__Exercise requirements__
Your task is to print all of the material verbatim.

══ Supplied records ══

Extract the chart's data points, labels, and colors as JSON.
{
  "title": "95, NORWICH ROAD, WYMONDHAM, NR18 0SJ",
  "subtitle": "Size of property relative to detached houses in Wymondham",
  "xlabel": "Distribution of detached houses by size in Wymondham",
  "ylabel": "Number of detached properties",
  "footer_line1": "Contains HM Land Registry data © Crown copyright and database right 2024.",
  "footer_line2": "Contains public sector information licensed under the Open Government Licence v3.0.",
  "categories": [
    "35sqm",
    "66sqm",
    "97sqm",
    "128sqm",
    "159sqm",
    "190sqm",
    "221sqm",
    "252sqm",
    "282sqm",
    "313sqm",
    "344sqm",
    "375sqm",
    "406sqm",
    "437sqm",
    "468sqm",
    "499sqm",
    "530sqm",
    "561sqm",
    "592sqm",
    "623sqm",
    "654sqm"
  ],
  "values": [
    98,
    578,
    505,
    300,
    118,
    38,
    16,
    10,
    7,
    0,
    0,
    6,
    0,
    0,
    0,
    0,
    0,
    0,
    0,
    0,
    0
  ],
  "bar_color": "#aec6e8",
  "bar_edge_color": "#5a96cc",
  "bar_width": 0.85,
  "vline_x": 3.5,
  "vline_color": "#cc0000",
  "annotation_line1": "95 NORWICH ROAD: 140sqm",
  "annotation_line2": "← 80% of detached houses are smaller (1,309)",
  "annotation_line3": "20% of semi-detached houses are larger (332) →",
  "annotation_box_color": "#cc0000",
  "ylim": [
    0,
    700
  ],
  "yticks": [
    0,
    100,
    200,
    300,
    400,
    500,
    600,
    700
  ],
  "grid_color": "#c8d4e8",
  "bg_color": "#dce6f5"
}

═══

__Solution to this problem__
Extract the chart's data points, labels, and colors as JSON.
{
  "title": "95, NORWICH ROAD, WYMONDHAM, NR18 0SJ",
  "subtitle": "Size of property relative to detached houses in Wymondham",
  "xlabel": "Distribution of detached houses by size in Wymondham",
  "ylabel": "Number of detached properties",
  "footer_line1": "Contains HM Land Registry data © Crown copyright and database right 2024.",
  "footer_line2": "Contains public sector information licensed under the Open Government Licence v3.0.",
  "categories": [
    "35sqm",
    "66sqm",
    "97sqm",
    "128sqm",
    "159sqm",
    "190sqm",
    "221sqm",
    "252sqm",
    "282sqm",
    "313sqm",
    "344sqm",
    "375sqm",
    "406sqm",
    "437sqm",
    "468sqm",
    "499sqm",
    "530sqm",
    "561sqm",
    "592sqm",
    "623sqm",
    "654sqm"
  ],
  "values": [
    98,
    578,
    505,
    300,
    118,
    38,
    16,
    10,
    7,
    0,
    0,
    6,
    0,
    0,
    0,
    0,
    0,
    0,
    0,
    0,
    0
  ],
  "bar_color": "#aec6e8",
  "bar_edge_color": "#5a96cc",
  "bar_width": 0.85,
  "vline_x": 3.5,
  "vline_color": "#cc0000",
  "annotation_line1": "95 NORWICH ROAD: 140sqm",
  "annotation_line2": "← 80% of detached houses are smaller (1,309)",
  "annotation_line3": "20% of semi-detached houses are larger (332) →",
  "annotation_box_color": "#cc0000",
  "ylim": [
    0,
    700
  ],
  "yticks": [
    0,
    100,
    200,
    300,
    400,
    500,
    600,
    700
  ],
  "grid_color": "#c8d4e8",
  "bg_color": "#dce6f5"
}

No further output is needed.